Short exercise — Copy all of the records below verbatim.

Stored items:
********************
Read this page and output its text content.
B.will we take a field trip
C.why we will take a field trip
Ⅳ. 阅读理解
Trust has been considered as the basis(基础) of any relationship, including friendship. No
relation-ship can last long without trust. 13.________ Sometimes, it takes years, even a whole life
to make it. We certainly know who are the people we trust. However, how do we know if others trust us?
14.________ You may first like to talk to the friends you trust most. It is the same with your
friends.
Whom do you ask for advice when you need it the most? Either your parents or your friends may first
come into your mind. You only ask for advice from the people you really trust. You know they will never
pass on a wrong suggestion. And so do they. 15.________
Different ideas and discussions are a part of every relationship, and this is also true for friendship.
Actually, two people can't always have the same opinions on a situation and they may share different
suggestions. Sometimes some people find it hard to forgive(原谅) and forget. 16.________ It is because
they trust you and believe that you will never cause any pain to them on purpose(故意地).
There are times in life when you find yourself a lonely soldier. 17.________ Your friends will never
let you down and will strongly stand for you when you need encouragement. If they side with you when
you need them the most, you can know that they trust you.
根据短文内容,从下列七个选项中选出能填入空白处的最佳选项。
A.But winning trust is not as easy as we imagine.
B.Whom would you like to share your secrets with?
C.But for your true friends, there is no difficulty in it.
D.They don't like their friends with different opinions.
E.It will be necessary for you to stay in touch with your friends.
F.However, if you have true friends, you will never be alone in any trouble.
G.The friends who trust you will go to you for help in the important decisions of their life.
********************
Correct answer —
Read this page and output its text content.
B.will we take a field trip
C.why we will take a field trip
Ⅳ. 阅读理解
Trust has been considered as the basis(基础) of any relationship, including friendship. No
relation-ship can last long without trust. 13.________ Sometimes, it takes years, even a whole life
to make it. We certainly know who are the people we trust. However, how do we know if others trust us?
14.________ You may first like to talk to the friends you trust most. It is the same with your
friends.
Whom do you ask for advice when you need it the most? Either your parents or your friends may first
come into your mind. You only ask for advice from the people you really trust. You know they will never
pass on a wrong suggestion. And so do they. 15.________
Different ideas and discussions are a part of every relationship, and this is also true for friendship.
Actually, two people can't always have the same opinions on a situation and they may share different
suggestions. Sometimes some people find it hard to forgive(原谅) and forget. 16.________ It is because
they trust you and believe that you will never cause any pain to them on purpose(故意地).
There are times in life when you find yourself a lonely soldier. 17.________ Your friends will never
let you down and will strongly stand for you when you need encouragement. If they side with you when
you need them the most, you can know that they trust you.
根据短文内容,从下列七个选项中选出能填入空白处的最佳选项。
A.But winning trust is not as easy as we imagine.
B.Whom would you like to share your secrets with?
C.But for your true friends, there is no difficulty in it.
D.They don't like their friends with different opinions.
E.It will be necessary for you to stay in touch with your friends.
F.However, if you have true friends, you will never be alone in any trouble.
G.The friends who trust you will go to you for help in the important decisions of their life.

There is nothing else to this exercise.